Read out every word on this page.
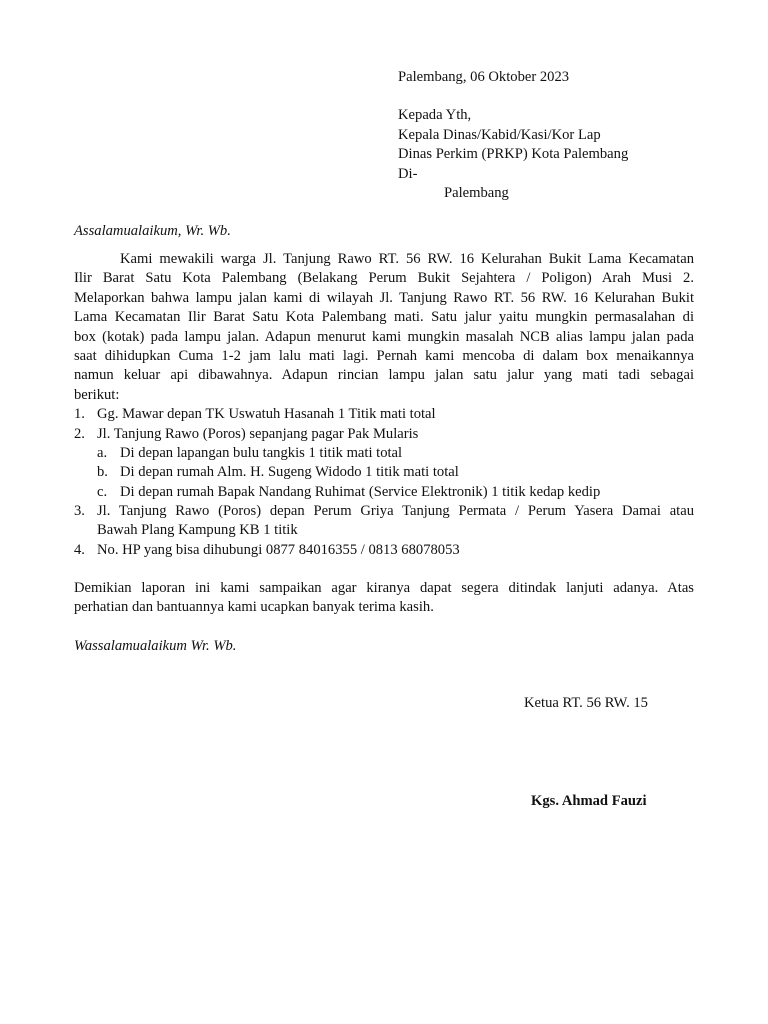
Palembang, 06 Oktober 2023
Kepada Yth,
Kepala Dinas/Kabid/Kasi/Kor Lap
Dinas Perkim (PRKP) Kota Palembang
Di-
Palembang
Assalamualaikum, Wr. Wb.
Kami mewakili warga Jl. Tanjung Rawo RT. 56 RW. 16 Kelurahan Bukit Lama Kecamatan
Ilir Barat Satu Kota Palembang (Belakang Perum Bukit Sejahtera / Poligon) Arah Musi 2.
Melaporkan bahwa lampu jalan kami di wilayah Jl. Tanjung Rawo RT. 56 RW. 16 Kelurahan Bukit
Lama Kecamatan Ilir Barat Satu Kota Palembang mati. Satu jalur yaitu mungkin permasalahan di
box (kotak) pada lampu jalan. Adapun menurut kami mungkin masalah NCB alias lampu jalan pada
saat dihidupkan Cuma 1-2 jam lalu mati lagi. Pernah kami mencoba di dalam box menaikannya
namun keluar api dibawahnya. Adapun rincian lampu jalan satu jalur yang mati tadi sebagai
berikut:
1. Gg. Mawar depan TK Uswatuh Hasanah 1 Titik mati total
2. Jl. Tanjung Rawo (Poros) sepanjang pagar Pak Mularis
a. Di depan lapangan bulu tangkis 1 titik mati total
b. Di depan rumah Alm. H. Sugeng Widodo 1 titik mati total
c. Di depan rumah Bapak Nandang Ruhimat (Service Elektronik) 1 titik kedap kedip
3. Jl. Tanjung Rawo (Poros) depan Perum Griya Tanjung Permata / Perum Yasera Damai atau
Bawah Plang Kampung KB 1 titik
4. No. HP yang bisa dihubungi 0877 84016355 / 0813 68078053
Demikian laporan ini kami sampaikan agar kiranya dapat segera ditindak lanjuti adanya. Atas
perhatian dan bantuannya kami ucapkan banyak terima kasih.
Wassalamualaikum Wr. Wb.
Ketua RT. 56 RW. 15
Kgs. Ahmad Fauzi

■ Aim of the exercise:
Each line of the data is to be duplicated exactly; pictures stay out of the copy.

■ Task solution:
Read out every word on this page.
Palembang, 06 Oktober 2023
Kepada Yth,
Kepala Dinas/Kabid/Kasi/Kor Lap
Dinas Perkim (PRKP) Kota Palembang
Di-
Palembang
Assalamualaikum, Wr. Wb.
Kami mewakili warga Jl. Tanjung Rawo RT. 56 RW. 16 Kelurahan Bukit Lama Kecamatan
Ilir Barat Satu Kota Palembang (Belakang Perum Bukit Sejahtera / Poligon) Arah Musi 2.
Melaporkan bahwa lampu jalan kami di wilayah Jl. Tanjung Rawo RT. 56 RW. 16 Kelurahan Bukit
Lama Kecamatan Ilir Barat Satu Kota Palembang mati. Satu jalur yaitu mungkin permasalahan di
box (kotak) pada lampu jalan. Adapun menurut kami mungkin masalah NCB alias lampu jalan pada
saat dihidupkan Cuma 1-2 jam lalu mati lagi. Pernah kami mencoba di dalam box menaikannya
namun keluar api dibawahnya. Adapun rincian lampu jalan satu jalur yang mati tadi sebagai
berikut:
1. Gg. Mawar depan TK Uswatuh Hasanah 1 Titik mati total
2. Jl. Tanjung Rawo (Poros) sepanjang pagar Pak Mularis
a. Di depan lapangan bulu tangkis 1 titik mati total
b. Di depan rumah Alm. H. Sugeng Widodo 1 titik mati total
c. Di depan rumah Bapak Nandang Ruhimat (Service Elektronik) 1 titik kedap kedip
3. Jl. Tanjung Rawo (Poros) depan Perum Griya Tanjung Permata / Perum Yasera Damai atau
Bawah Plang Kampung KB 1 titik
4. No. HP yang bisa dihubungi 0877 84016355 / 0813 68078053
Demikian laporan ini kami sampaikan agar kiranya dapat segera ditindak lanjuti adanya. Atas
perhatian dan bantuannya kami ucapkan banyak terima kasih.
Wassalamualaikum Wr. Wb.
Ketua RT. 56 RW. 15
Kgs. Ahmad Fauzi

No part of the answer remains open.